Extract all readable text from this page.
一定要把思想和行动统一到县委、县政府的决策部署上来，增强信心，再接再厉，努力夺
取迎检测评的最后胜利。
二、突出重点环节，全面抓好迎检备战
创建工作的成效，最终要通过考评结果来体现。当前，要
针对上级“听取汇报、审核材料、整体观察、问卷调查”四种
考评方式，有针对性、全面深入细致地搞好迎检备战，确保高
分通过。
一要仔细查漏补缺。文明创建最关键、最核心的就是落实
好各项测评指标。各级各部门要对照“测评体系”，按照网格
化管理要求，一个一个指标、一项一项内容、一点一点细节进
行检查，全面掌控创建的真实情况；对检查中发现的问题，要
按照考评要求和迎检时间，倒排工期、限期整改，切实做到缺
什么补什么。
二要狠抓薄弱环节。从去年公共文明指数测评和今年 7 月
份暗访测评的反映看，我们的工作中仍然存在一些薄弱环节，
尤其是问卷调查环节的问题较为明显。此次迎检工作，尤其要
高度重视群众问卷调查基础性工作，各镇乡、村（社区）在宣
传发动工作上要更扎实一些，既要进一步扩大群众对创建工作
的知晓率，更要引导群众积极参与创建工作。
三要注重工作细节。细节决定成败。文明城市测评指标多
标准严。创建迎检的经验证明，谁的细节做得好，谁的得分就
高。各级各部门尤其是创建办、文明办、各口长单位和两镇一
==
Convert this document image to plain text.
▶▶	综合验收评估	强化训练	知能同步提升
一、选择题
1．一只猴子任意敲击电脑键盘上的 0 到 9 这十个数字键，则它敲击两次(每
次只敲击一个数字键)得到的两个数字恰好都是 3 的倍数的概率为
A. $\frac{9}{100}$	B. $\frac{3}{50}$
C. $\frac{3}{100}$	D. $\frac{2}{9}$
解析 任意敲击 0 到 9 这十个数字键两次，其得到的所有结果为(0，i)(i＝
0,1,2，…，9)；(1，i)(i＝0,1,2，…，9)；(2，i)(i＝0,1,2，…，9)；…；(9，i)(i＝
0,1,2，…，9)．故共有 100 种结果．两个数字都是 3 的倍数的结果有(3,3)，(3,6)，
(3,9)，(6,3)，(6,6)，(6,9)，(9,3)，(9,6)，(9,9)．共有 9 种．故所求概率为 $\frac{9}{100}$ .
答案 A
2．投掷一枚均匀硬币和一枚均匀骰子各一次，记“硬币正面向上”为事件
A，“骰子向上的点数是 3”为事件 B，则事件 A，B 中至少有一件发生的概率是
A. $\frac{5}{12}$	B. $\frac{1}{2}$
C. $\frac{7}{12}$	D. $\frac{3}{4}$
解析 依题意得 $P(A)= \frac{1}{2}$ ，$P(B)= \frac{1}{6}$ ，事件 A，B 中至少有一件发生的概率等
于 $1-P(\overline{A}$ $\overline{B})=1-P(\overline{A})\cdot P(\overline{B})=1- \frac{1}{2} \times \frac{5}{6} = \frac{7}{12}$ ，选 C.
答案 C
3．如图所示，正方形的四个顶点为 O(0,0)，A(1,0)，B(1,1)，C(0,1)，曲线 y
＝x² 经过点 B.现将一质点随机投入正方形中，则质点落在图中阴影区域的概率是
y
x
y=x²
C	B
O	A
--
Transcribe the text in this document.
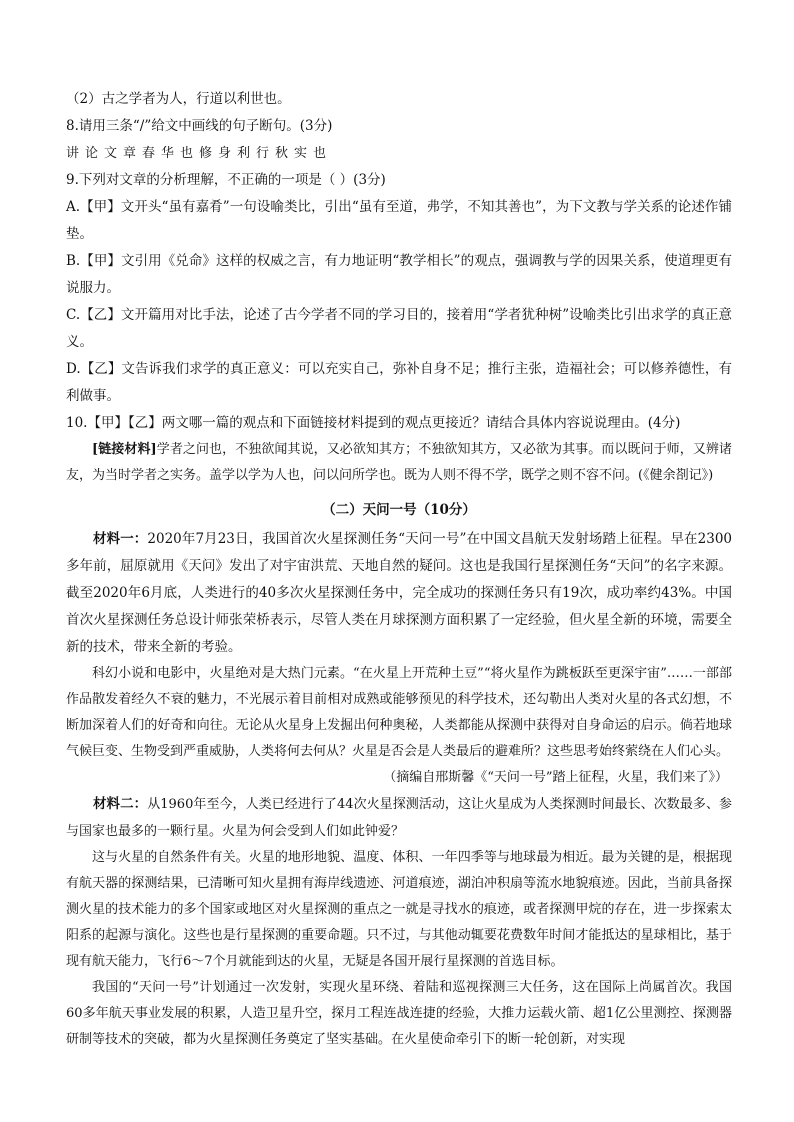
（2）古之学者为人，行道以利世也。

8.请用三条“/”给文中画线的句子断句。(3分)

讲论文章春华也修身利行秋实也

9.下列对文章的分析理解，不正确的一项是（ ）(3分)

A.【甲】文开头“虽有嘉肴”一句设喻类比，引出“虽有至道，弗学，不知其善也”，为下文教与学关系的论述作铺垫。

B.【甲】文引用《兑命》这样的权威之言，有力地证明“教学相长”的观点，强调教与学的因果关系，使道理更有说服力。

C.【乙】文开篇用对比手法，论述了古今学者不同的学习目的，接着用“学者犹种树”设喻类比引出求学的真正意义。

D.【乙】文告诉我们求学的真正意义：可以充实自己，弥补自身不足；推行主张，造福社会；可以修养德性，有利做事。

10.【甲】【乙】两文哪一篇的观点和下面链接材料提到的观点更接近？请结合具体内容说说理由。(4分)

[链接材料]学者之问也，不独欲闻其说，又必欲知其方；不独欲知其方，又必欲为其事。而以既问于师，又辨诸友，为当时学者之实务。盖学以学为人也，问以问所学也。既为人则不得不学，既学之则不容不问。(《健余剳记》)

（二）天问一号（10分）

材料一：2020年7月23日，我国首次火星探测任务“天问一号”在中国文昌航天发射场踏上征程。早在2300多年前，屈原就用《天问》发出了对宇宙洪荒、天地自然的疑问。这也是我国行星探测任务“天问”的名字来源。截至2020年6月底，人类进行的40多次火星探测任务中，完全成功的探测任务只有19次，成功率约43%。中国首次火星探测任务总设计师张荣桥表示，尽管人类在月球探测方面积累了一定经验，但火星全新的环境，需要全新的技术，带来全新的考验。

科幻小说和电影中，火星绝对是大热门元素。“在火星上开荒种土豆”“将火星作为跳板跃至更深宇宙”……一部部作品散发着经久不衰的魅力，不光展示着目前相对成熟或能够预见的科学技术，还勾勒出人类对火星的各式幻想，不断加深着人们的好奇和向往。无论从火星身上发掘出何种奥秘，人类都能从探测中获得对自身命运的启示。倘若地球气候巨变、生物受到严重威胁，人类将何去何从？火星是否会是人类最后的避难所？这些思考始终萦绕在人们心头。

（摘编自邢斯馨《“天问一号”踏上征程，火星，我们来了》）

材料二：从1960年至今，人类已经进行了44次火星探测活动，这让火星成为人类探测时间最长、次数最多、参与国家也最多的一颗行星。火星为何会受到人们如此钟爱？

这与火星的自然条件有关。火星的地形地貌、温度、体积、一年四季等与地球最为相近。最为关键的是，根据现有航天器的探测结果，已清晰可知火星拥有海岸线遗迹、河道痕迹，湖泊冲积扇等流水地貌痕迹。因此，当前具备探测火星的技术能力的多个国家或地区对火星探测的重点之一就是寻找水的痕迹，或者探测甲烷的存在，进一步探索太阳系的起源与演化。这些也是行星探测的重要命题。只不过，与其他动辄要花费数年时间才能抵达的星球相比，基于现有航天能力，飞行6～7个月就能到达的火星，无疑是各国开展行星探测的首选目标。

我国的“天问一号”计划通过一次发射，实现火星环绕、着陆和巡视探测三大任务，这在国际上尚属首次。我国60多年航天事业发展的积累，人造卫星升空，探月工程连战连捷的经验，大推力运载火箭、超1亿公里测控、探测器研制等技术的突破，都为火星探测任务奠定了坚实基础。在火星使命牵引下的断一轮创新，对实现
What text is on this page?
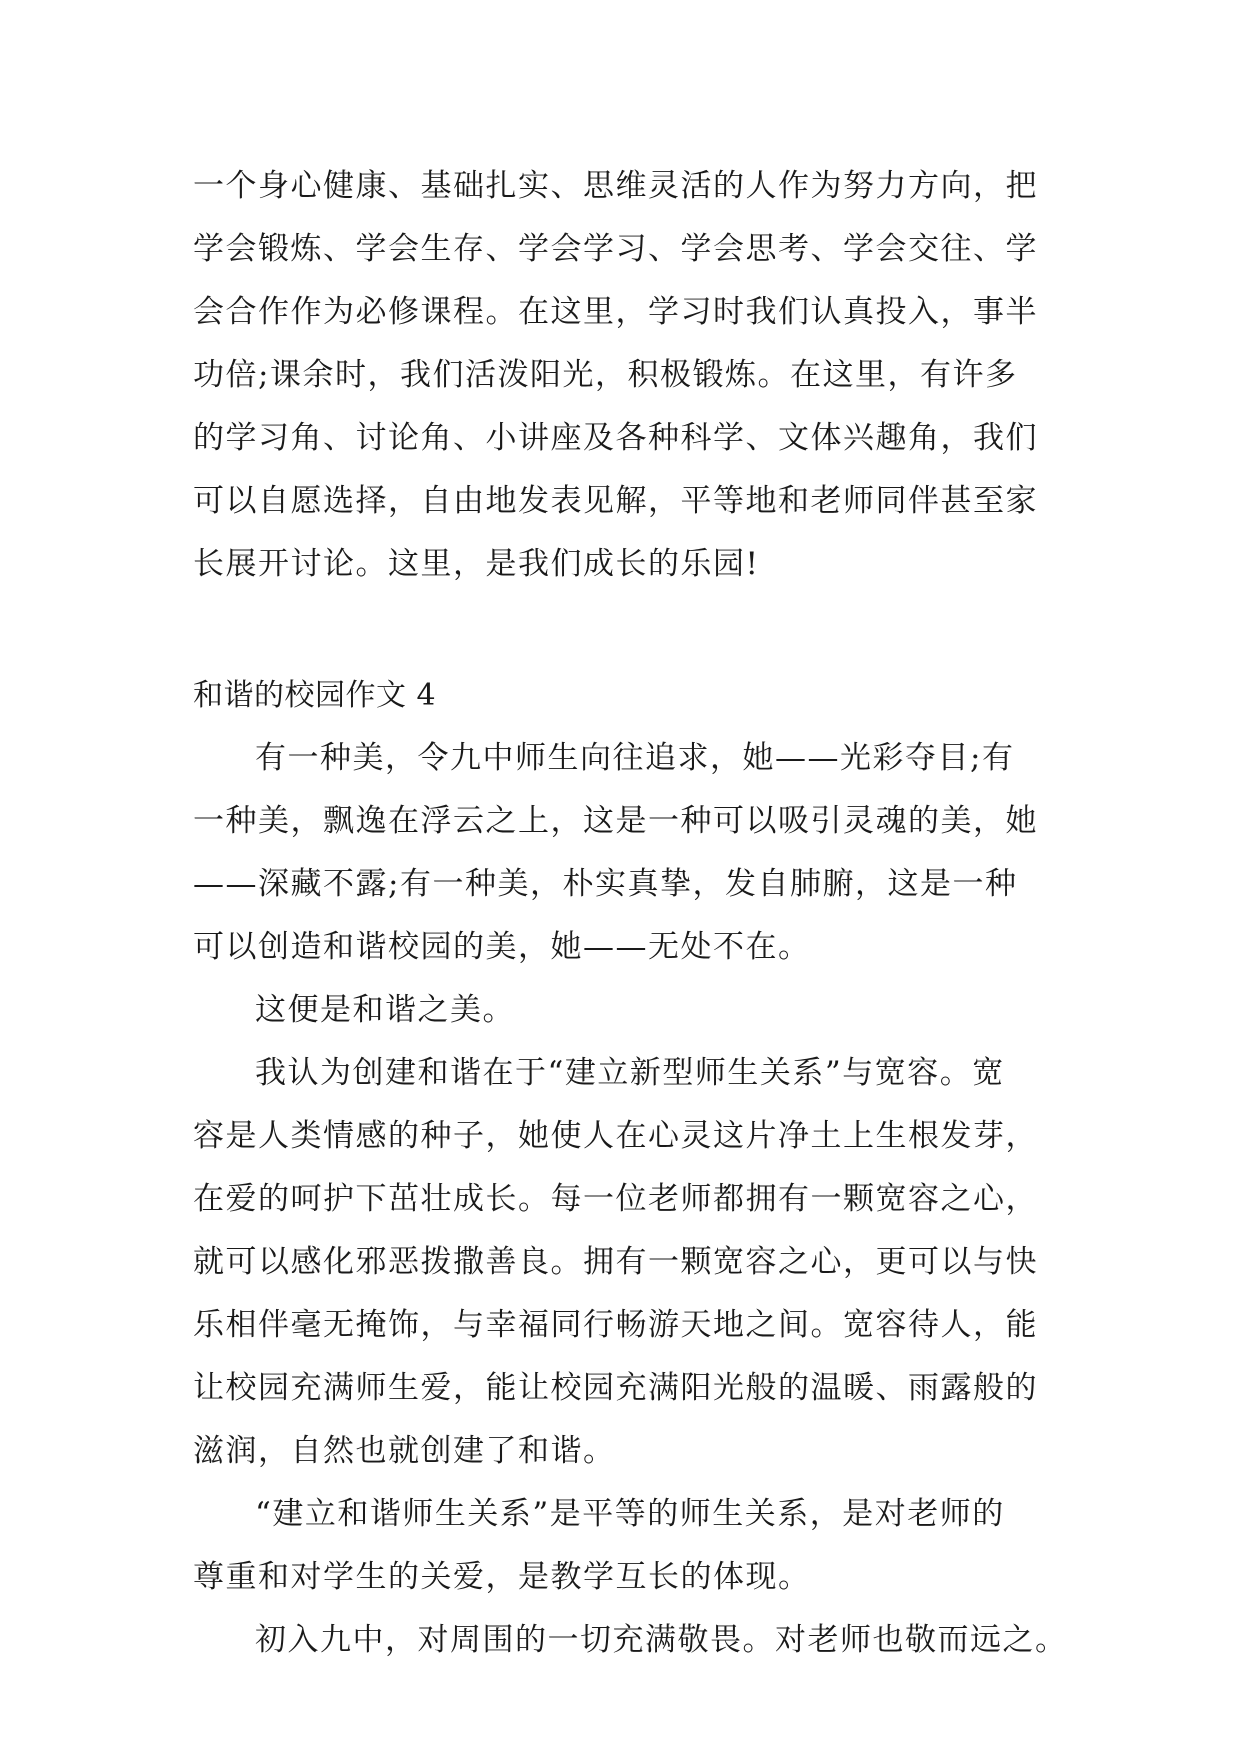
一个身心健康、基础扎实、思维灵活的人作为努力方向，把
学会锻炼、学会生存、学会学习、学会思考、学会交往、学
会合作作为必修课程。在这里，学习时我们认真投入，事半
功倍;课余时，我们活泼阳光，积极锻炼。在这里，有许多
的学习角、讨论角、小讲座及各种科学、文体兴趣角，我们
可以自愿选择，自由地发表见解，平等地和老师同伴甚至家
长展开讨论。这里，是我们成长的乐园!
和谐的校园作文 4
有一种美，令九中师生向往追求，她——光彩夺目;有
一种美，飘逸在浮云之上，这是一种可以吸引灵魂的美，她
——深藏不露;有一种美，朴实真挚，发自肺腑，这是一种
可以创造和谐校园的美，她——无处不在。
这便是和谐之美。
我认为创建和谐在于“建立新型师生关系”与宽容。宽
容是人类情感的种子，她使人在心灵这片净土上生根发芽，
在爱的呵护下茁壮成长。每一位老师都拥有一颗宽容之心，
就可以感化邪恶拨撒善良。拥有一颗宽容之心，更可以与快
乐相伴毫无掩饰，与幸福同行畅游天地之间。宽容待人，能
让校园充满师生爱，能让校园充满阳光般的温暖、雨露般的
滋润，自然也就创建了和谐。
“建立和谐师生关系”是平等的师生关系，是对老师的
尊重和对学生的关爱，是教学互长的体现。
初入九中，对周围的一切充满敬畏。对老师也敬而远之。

- Task requirements -
Make a list of all lines in the data that contain "有一种美".

- Response to the exercise -
有一种美，令九中师生向往追求，她——光彩夺目;有
——深藏不露;有一种美，朴实真挚，发自肺腑，这是一种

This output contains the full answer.